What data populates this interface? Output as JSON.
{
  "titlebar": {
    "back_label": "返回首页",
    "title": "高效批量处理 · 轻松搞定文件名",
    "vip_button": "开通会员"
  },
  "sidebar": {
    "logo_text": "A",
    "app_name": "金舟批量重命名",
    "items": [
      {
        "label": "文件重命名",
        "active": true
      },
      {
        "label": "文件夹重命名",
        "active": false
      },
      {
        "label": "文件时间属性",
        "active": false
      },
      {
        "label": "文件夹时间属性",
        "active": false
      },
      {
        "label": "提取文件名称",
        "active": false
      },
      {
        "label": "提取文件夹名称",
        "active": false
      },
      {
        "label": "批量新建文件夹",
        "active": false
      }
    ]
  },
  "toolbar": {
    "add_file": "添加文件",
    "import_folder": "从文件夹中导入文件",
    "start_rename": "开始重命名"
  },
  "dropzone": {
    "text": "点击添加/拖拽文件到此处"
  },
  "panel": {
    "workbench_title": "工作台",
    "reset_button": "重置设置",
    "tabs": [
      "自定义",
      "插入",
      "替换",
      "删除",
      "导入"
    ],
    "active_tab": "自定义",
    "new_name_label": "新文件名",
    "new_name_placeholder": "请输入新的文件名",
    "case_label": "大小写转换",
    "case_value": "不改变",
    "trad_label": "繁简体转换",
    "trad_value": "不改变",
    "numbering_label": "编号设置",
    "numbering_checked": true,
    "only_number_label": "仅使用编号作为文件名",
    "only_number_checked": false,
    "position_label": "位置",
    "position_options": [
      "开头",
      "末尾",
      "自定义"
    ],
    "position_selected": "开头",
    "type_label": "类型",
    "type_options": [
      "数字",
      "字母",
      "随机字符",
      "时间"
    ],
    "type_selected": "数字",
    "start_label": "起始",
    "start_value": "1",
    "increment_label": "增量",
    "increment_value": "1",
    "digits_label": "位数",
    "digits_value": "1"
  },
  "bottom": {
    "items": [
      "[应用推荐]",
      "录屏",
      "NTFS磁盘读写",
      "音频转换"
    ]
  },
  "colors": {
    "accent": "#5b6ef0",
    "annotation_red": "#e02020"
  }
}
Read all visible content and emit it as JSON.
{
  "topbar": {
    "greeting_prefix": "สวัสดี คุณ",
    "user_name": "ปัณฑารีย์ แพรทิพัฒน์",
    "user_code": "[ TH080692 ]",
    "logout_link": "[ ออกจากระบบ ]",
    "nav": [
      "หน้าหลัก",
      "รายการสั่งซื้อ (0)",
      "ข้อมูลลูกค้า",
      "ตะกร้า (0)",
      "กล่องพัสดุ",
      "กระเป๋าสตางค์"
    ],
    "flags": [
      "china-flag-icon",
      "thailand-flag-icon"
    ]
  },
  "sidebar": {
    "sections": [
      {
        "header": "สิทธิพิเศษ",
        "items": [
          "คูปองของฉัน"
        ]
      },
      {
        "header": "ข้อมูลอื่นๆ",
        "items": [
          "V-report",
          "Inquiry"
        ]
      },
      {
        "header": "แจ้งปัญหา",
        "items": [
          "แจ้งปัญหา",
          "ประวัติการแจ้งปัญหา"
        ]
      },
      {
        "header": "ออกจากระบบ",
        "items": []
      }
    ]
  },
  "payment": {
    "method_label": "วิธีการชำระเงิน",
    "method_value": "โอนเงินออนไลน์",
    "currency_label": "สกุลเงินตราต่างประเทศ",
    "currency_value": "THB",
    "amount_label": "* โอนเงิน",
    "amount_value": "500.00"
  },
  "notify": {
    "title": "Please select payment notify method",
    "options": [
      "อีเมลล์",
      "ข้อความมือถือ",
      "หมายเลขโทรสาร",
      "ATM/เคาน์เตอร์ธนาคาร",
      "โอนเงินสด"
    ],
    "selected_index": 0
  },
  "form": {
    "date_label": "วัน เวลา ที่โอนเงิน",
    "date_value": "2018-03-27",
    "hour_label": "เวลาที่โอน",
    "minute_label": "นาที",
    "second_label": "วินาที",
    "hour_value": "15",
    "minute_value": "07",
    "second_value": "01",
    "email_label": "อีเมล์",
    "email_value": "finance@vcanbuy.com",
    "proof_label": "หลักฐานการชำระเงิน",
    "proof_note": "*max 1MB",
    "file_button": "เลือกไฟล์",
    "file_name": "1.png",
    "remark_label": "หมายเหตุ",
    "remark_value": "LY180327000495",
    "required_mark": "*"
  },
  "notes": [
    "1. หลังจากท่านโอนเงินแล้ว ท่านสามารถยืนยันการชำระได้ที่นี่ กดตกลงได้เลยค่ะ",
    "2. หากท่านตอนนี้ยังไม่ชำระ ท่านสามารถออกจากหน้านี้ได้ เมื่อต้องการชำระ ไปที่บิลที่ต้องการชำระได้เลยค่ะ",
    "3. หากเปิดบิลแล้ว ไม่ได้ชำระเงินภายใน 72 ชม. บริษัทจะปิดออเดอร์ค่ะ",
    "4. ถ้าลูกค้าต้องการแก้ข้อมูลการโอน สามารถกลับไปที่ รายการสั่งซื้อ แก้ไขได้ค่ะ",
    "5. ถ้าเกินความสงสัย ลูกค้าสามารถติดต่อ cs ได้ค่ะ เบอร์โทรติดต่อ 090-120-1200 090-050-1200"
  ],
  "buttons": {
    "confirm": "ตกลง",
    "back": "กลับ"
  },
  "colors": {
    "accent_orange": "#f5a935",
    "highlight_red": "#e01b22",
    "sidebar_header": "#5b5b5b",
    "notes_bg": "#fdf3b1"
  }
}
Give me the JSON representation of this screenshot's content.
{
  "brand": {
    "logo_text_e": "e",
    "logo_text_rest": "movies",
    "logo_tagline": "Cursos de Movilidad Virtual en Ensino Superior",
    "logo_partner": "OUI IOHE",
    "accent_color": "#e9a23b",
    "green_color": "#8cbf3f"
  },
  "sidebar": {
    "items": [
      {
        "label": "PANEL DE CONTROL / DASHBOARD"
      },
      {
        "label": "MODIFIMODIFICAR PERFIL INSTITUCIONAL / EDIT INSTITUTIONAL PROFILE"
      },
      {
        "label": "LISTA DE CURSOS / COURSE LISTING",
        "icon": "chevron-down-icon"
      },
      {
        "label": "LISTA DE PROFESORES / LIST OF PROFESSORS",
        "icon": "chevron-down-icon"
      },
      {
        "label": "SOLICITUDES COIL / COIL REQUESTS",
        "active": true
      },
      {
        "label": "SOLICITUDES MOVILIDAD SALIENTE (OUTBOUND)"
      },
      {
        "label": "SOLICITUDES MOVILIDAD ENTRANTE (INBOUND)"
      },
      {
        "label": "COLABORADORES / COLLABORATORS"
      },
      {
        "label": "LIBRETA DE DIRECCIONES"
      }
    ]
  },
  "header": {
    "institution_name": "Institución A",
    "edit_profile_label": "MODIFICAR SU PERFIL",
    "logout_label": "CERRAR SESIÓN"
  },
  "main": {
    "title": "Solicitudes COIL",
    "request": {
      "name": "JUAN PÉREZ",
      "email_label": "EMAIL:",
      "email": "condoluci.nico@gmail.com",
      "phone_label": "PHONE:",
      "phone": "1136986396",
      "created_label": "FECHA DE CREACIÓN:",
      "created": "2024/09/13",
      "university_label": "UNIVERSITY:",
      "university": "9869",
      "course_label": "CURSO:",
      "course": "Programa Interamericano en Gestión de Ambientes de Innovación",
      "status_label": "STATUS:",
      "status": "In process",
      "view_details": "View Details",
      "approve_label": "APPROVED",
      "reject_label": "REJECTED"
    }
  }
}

Aim of the task → Exactly as written above, please repeat the entries.

Result of the task →
What data populates this interface? Output as JSON.
{
  "titlebar": {
    "back_label": "返回首页",
    "title": "高效批量处理 · 轻松搞定文件名",
    "vip_button": "开通会员"
  },
  "sidebar": {
    "logo_text": "A",
    "app_name": "金舟批量重命名",
    "items": [
      {
        "label": "文件重命名",
        "active": true
      },
      {
        "label": "文件夹重命名",
        "active": false
      },
      {
        "label": "文件时间属性",
        "active": false
      },
      {
        "label": "文件夹时间属性",
        "active": false
      },
      {
        "label": "提取文件名称",
        "active": false
      },
      {
        "label": "提取文件夹名称",
        "active": false
      },
      {
        "label": "批量新建文件夹",
        "active": false
      }
    ]
  },
  "toolbar": {
    "add_file": "添加文件",
    "import_folder": "从文件夹中导入文件",
    "start_rename": "开始重命名"
  },
  "dropzone": {
    "text": "点击添加/拖拽文件到此处"
  },
  "panel": {
    "workbench_title": "工作台",
    "reset_button": "重置设置",
    "tabs": [
      "自定义",
      "插入",
      "替换",
      "删除",
      "导入"
    ],
    "active_tab": "自定义",
    "new_name_label": "新文件名",
    "new_name_placeholder": "请输入新的文件名",
    "case_label": "大小写转换",
    "case_value": "不改变",
    "trad_label": "繁简体转换",
    "trad_value": "不改变",
    "numbering_label": "编号设置",
    "numbering_checked": true,
    "only_number_label": "仅使用编号作为文件名",
    "only_number_checked": false,
    "position_label": "位置",
    "position_options": [
      "开头",
      "末尾",
      "自定义"
    ],
    "position_selected": "开头",
    "type_label": "类型",
    "type_options": [
      "数字",
      "字母",
      "随机字符",
      "时间"
    ],
    "type_selected": "数字",
    "start_label": "起始",
    "start_value": "1",
    "increment_label": "增量",
    "increment_value": "1",
    "digits_label": "位数",
    "digits_value": "1"
  },
  "bottom": {
    "items": [
      "[应用推荐]",
      "录屏",
      "NTFS磁盘读写",
      "音频转换"
    ]
  },
  "colors": {
    "accent": "#5b6ef0",
    "annotation_red": "#e02020"
  }
}
Read all visible content and emit it as JSON.
{
  "topbar": {
    "greeting_prefix": "สวัสดี คุณ",
    "user_name": "ปัณฑารีย์ แพรทิพัฒน์",
    "user_code": "[ TH080692 ]",
    "logout_link": "[ ออกจากระบบ ]",
    "nav": [
      "หน้าหลัก",
      "รายการสั่งซื้อ (0)",
      "ข้อมูลลูกค้า",
      "ตะกร้า (0)",
      "กล่องพัสดุ",
      "กระเป๋าสตางค์"
    ],
    "flags": [
      "china-flag-icon",
      "thailand-flag-icon"
    ]
  },
  "sidebar": {
    "sections": [
      {
        "header": "สิทธิพิเศษ",
        "items": [
          "คูปองของฉัน"
        ]
      },
      {
        "header": "ข้อมูลอื่นๆ",
        "items": [
          "V-report",
          "Inquiry"
        ]
      },
      {
        "header": "แจ้งปัญหา",
        "items": [
          "แจ้งปัญหา",
          "ประวัติการแจ้งปัญหา"
        ]
      },
      {
        "header": "ออกจากระบบ",
        "items": []
      }
    ]
  },
  "payment": {
    "method_label": "วิธีการชำระเงิน",
    "method_value": "โอนเงินออนไลน์",
    "currency_label": "สกุลเงินตราต่างประเทศ",
    "currency_value": "THB",
    "amount_label": "* โอนเงิน",
    "amount_value": "500.00"
  },
  "notify": {
    "title": "Please select payment notify method",
    "options": [
      "อีเมลล์",
      "ข้อความมือถือ",
      "หมายเลขโทรสาร",
      "ATM/เคาน์เตอร์ธนาคาร",
      "โอนเงินสด"
    ],
    "selected_index": 0
  },
  "form": {
    "date_label": "วัน เวลา ที่โอนเงิน",
    "date_value": "2018-03-27",
    "hour_label": "เวลาที่โอน",
    "minute_label": "นาที",
    "second_label": "วินาที",
    "hour_value": "15",
    "minute_value": "07",
    "second_value": "01",
    "email_label": "อีเมล์",
    "email_value": "finance@vcanbuy.com",
    "proof_label": "หลักฐานการชำระเงิน",
    "proof_note": "*max 1MB",
    "file_button": "เลือกไฟล์",
    "file_name": "1.png",
    "remark_label": "หมายเหตุ",
    "remark_value": "LY180327000495",
    "required_mark": "*"
  },
  "notes": [
    "1. หลังจากท่านโอนเงินแล้ว ท่านสามารถยืนยันการชำระได้ที่นี่ กดตกลงได้เลยค่ะ",
    "2. หากท่านตอนนี้ยังไม่ชำระ ท่านสามารถออกจากหน้านี้ได้ เมื่อต้องการชำระ ไปที่บิลที่ต้องการชำระได้เลยค่ะ",
    "3. หากเปิดบิลแล้ว ไม่ได้ชำระเงินภายใน 72 ชม. บริษัทจะปิดออเดอร์ค่ะ",
    "4. ถ้าลูกค้าต้องการแก้ข้อมูลการโอน สามารถกลับไปที่ รายการสั่งซื้อ แก้ไขได้ค่ะ",
    "5. ถ้าเกินความสงสัย ลูกค้าสามารถติดต่อ cs ได้ค่ะ เบอร์โทรติดต่อ 090-120-1200 090-050-1200"
  ],
  "buttons": {
    "confirm": "ตกลง",
    "back": "กลับ"
  },
  "colors": {
    "accent_orange": "#f5a935",
    "highlight_red": "#e01b22",
    "sidebar_header": "#5b5b5b",
    "notes_bg": "#fdf3b1"
  }
}
Give me the JSON representation of this screenshot's content.
{
  "brand": {
    "logo_text_e": "e",
    "logo_text_rest": "movies",
    "logo_tagline": "Cursos de Movilidad Virtual en Ensino Superior",
    "logo_partner": "OUI IOHE",
    "accent_color": "#e9a23b",
    "green_color": "#8cbf3f"
  },
  "sidebar": {
    "items": [
      {
        "label": "PANEL DE CONTROL / DASHBOARD"
      },
      {
        "label": "MODIFIMODIFICAR PERFIL INSTITUCIONAL / EDIT INSTITUTIONAL PROFILE"
      },
      {
        "label": "LISTA DE CURSOS / COURSE LISTING",
        "icon": "chevron-down-icon"
      },
      {
        "label": "LISTA DE PROFESORES / LIST OF PROFESSORS",
        "icon": "chevron-down-icon"
      },
      {
        "label": "SOLICITUDES COIL / COIL REQUESTS",
        "active": true
      },
      {
        "label": "SOLICITUDES MOVILIDAD SALIENTE (OUTBOUND)"
      },
      {
        "label": "SOLICITUDES MOVILIDAD ENTRANTE (INBOUND)"
      },
      {
        "label": "COLABORADORES / COLLABORATORS"
      },
      {
        "label": "LIBRETA DE DIRECCIONES"
      }
    ]
  },
  "header": {
    "institution_name": "Institución A",
    "edit_profile_label": "MODIFICAR SU PERFIL",
    "logout_label": "CERRAR SESIÓN"
  },
  "main": {
    "title": "Solicitudes COIL",
    "request": {
      "name": "JUAN PÉREZ",
      "email_label": "EMAIL:",
      "email": "condoluci.nico@gmail.com",
      "phone_label": "PHONE:",
      "phone": "1136986396",
      "created_label": "FECHA DE CREACIÓN:",
      "created": "2024/09/13",
      "university_label": "UNIVERSITY:",
      "university": "9869",
      "course_label": "CURSO:",
      "course": "Programa Interamericano en Gestión de Ambientes de Innovación",
      "status_label": "STATUS:",
      "status": "In process",
      "view_details": "View Details",
      "approve_label": "APPROVED",
      "reject_label": "REJECTED"
    }
  }
}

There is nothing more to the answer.